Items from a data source
------------------------------------------------

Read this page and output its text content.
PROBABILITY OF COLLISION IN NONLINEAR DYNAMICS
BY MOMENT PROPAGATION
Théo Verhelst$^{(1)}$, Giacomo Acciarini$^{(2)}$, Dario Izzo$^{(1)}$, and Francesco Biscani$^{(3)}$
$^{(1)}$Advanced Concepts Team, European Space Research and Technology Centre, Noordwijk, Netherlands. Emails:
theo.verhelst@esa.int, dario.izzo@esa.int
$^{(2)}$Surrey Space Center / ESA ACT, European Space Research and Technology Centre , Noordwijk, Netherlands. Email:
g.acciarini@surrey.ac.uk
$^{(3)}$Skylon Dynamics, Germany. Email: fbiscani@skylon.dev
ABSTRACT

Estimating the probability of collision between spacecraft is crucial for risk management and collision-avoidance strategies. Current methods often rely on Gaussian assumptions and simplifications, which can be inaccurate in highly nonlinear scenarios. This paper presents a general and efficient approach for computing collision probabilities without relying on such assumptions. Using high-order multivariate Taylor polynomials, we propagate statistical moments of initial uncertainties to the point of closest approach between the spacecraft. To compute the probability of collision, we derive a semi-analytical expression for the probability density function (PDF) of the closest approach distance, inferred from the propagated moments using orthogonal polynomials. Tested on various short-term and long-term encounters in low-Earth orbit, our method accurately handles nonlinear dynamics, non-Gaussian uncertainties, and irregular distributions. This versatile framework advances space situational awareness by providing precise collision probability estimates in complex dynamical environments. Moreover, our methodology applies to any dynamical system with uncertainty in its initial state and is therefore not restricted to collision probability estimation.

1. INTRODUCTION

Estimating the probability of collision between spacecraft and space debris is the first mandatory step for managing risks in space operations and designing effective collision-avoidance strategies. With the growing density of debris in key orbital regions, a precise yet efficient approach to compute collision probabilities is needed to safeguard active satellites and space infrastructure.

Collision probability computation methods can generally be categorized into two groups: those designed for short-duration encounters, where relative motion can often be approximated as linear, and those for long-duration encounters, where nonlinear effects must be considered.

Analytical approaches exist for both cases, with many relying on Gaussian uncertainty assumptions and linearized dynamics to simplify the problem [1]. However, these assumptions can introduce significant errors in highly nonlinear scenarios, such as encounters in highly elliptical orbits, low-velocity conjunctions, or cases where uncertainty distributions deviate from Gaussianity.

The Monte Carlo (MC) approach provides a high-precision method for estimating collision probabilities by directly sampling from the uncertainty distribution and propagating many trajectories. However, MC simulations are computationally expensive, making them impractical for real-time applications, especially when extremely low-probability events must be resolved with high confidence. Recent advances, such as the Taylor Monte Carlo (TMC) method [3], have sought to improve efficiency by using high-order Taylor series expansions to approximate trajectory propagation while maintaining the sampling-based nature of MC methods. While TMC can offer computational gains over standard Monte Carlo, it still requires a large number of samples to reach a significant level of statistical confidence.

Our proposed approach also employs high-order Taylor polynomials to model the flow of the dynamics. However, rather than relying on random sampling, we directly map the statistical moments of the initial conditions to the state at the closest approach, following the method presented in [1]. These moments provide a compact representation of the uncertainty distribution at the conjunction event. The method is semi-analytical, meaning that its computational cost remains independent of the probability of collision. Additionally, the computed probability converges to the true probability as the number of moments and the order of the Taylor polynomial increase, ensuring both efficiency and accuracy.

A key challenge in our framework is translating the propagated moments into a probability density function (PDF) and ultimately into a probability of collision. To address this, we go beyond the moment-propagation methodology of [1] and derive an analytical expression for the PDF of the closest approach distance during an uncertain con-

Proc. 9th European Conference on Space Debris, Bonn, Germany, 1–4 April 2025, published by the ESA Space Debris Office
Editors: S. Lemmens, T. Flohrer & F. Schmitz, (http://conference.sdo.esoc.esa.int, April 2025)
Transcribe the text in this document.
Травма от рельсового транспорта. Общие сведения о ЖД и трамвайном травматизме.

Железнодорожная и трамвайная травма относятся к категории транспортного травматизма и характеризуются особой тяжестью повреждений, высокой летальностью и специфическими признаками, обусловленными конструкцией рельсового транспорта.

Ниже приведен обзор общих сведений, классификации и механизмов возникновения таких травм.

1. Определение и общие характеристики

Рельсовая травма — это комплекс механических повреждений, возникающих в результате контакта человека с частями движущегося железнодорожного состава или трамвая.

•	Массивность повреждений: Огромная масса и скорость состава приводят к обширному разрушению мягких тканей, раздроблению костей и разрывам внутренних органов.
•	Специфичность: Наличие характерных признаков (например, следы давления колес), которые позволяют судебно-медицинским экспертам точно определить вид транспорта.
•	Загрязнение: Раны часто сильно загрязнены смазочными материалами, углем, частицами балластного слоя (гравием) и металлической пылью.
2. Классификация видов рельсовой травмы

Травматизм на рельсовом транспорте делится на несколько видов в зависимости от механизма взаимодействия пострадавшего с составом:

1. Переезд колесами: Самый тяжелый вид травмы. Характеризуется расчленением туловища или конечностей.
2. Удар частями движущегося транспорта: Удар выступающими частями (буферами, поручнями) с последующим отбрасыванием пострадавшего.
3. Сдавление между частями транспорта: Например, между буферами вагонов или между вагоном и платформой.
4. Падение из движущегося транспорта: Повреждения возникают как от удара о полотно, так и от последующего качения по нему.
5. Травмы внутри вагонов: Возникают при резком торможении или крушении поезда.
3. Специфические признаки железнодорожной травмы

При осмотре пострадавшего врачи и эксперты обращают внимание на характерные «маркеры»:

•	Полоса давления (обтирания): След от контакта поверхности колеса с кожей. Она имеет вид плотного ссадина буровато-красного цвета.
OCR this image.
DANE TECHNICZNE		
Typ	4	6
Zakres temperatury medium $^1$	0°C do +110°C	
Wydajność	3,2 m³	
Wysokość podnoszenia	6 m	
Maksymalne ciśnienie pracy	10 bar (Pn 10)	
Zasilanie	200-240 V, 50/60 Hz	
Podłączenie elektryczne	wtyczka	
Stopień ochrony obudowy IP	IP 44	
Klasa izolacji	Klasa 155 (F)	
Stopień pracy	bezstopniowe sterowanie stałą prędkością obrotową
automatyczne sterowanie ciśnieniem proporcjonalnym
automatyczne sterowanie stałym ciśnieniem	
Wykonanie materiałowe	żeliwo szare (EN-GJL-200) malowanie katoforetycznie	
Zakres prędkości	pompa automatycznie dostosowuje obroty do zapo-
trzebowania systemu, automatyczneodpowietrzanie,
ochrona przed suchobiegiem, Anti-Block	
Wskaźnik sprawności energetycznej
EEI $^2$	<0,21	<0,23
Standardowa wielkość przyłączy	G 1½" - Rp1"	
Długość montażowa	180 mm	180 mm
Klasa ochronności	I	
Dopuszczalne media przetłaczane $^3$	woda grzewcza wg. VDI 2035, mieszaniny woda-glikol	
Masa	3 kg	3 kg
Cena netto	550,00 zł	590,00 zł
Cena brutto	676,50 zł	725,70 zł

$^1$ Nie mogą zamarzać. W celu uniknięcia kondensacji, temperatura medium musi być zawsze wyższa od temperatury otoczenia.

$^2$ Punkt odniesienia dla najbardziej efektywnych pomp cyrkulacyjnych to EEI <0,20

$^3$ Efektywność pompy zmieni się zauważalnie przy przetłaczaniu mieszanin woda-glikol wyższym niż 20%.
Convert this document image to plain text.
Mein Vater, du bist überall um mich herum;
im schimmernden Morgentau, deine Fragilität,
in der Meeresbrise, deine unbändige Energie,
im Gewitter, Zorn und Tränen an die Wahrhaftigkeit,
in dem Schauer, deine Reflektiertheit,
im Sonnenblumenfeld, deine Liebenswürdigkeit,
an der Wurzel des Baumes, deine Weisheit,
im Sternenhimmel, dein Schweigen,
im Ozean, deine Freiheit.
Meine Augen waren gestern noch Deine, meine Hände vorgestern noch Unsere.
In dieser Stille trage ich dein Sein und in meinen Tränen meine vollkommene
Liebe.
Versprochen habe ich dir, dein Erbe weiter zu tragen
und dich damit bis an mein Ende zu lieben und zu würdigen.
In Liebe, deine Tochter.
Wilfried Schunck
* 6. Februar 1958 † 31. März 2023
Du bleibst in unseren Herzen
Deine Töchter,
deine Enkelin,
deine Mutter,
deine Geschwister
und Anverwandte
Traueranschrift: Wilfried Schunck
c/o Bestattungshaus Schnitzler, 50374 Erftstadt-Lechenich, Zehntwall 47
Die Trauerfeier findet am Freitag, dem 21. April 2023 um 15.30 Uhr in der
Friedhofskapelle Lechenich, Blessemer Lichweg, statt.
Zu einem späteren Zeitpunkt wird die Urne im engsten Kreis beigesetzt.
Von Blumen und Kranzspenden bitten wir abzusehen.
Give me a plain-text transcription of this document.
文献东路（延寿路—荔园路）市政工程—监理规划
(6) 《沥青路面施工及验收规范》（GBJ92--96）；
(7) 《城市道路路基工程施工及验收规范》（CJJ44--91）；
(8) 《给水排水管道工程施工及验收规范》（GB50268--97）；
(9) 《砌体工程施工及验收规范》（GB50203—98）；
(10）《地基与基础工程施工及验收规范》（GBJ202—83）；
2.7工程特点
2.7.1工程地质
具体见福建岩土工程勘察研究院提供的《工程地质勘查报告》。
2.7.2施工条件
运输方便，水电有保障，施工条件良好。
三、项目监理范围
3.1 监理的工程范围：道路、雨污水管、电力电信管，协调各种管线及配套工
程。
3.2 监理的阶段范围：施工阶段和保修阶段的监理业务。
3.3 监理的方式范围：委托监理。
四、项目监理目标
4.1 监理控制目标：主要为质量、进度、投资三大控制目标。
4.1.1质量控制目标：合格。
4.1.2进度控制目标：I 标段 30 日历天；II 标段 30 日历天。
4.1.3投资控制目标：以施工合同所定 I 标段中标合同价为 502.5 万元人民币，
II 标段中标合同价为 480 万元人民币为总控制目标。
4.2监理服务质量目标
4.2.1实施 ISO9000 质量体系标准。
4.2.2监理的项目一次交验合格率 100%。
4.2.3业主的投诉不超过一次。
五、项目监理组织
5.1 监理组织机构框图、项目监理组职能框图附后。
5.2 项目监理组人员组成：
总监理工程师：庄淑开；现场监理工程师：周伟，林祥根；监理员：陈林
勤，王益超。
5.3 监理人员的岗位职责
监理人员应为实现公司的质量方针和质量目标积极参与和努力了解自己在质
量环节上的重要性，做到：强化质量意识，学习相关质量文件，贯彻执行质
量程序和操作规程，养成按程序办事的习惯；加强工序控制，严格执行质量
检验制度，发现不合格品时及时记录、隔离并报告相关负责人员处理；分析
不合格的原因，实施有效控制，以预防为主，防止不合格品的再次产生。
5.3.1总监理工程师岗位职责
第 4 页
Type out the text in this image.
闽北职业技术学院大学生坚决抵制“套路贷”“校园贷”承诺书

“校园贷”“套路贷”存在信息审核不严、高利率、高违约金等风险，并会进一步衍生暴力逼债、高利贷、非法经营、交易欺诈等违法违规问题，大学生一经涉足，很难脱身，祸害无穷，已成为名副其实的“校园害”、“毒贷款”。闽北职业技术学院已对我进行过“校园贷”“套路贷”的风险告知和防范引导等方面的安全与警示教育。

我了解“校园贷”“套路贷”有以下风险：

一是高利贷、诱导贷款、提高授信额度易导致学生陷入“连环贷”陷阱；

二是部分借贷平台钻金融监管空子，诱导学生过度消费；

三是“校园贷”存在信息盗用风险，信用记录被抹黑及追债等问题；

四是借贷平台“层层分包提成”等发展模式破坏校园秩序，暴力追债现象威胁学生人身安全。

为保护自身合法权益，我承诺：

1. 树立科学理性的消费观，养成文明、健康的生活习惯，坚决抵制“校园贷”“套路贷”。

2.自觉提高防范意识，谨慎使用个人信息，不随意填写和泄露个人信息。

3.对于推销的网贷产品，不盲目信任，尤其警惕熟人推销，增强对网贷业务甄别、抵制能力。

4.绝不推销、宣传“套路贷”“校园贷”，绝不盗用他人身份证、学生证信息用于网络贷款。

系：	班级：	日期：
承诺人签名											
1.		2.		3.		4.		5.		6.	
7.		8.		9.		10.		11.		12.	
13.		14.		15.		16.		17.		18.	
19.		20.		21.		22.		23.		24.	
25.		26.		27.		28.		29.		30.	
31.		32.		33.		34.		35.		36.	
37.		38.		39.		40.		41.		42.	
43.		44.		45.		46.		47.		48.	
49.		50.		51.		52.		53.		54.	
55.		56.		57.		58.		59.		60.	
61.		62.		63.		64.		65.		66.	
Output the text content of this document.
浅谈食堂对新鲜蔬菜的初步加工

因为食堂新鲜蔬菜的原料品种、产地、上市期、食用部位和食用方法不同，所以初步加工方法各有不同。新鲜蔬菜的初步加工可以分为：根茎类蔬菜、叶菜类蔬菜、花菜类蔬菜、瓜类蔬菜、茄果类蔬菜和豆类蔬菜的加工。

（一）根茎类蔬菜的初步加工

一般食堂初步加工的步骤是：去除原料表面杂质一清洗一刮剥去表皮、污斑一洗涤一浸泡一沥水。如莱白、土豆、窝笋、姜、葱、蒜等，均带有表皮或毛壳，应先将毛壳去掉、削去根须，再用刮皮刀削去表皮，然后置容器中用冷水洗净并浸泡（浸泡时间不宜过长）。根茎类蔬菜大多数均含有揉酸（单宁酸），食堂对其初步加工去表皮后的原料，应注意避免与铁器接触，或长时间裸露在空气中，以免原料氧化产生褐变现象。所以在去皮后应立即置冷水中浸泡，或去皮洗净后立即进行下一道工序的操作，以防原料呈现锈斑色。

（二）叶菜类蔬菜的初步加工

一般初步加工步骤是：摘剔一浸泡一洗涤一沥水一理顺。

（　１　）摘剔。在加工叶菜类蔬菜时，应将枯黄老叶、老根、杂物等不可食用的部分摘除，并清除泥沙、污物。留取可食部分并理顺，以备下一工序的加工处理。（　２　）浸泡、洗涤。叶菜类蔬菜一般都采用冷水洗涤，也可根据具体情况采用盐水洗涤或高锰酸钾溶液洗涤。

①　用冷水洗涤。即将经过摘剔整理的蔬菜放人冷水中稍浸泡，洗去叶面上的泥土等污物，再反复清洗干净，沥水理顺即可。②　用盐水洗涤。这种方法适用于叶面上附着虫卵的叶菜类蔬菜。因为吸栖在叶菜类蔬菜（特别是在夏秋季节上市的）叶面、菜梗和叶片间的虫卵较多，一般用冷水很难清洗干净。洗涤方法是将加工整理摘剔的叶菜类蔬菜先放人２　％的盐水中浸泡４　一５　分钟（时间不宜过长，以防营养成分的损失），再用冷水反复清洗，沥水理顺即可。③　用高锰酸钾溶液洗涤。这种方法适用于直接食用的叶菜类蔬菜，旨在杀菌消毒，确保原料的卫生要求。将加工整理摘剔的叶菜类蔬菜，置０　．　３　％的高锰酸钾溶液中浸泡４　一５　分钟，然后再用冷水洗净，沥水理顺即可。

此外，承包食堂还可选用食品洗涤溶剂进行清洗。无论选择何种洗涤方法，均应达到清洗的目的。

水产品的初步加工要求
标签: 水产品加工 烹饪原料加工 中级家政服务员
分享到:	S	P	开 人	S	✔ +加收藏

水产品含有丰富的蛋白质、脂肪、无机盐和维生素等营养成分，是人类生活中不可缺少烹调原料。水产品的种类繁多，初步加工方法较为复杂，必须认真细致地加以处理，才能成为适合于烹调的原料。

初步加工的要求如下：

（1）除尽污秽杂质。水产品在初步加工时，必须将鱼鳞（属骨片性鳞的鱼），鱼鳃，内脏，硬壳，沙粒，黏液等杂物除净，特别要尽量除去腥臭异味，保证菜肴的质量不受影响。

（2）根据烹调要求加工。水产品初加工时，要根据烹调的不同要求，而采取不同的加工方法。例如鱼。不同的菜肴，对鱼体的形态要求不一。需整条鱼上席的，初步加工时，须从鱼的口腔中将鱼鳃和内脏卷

------------------------------------------------

> [BRIEF] Look through the lines above and collect those with the word "состава".

> [EXERCISE RESPONSE]
Рельсовая травма — это комплекс механических повреждений, возникающих в результате контакта человека с частями движущегося железнодорожного состава или трамвая.
•	Массивность повреждений: Огромная масса и скорость состава приводят к обширному разрушению мягких тканей, раздроблению костей и разрывам внутренних органов.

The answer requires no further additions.